Report the count of lines holding "Giorgio" in the records, with no other words.

(Saved data entries)
========

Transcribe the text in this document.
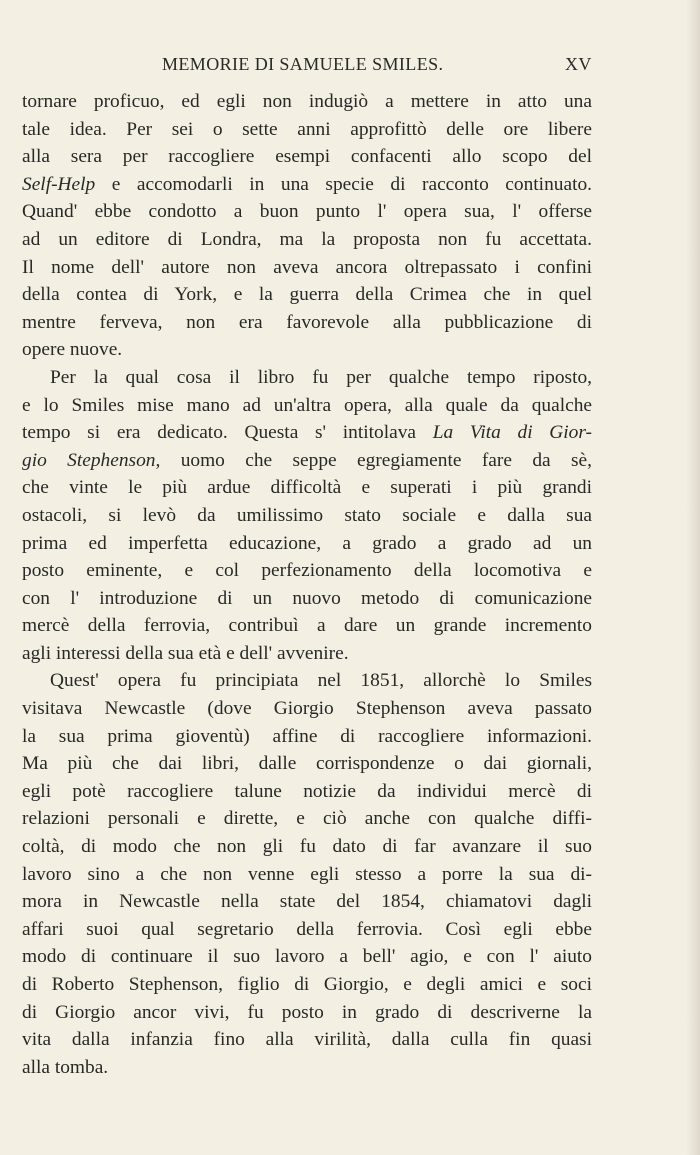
MEMORIE DI SAMUELE SMILES.	XV
tornare proficuo, ed egli non indugiò a mettere in atto una
tale idea. Per sei o sette anni approfittò delle ore libere
alla sera per raccogliere esempi confacenti allo scopo del
Self-Help e accomodarli in una specie di racconto continuato.
Quand' ebbe condotto a buon punto l' opera sua, l' offerse
ad un editore di Londra, ma la proposta non fu accettata.
Il nome dell' autore non aveva ancora oltrepassato i confini
della contea di York, e la guerra della Crimea che in quel
mentre ferveva, non era favorevole alla pubblicazione di
opere nuove.
Per la qual cosa il libro fu per qualche tempo riposto,
e lo Smiles mise mano ad un'altra opera, alla quale da qualche
tempo si era dedicato. Questa s' intitolava La Vita di Gior-
gio Stephenson, uomo che seppe egregiamente fare da sè,
che vinte le più ardue difficoltà e superati i più grandi
ostacoli, si levò da umilissimo stato sociale e dalla sua
prima ed imperfetta educazione, a grado a grado ad un
posto eminente, e col perfezionamento della locomotiva e
con l' introduzione di un nuovo metodo di comunicazione
mercè della ferrovia, contribuì a dare un grande incremento
agli interessi della sua età e dell' avvenire.
Quest' opera fu principiata nel 1851, allorchè lo Smiles
visitava Newcastle (dove Giorgio Stephenson aveva passato
la sua prima gioventù) affine di raccogliere informazioni.
Ma più che dai libri, dalle corrispondenze o dai giornali,
egli potè raccogliere talune notizie da individui mercè di
relazioni personali e dirette, e ciò anche con qualche diffi-
coltà, di modo che non gli fu dato di far avanzare il suo
lavoro sino a che non venne egli stesso a porre la sua di-
mora in Newcastle nella state del 1854, chiamatovi dagli
affari suoi qual segretario della ferrovia. Così egli ebbe
modo di continuare il suo lavoro a bell' agio, e con l' aiuto
di Roberto Stephenson, figlio di Giorgio, e degli amici e soci
di Giorgio ancor vivi, fu posto in grado di descriverne la
vita dalla infanzia fino alla virilità, dalla culla fin quasi
alla tomba.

========

> [Full response]:
3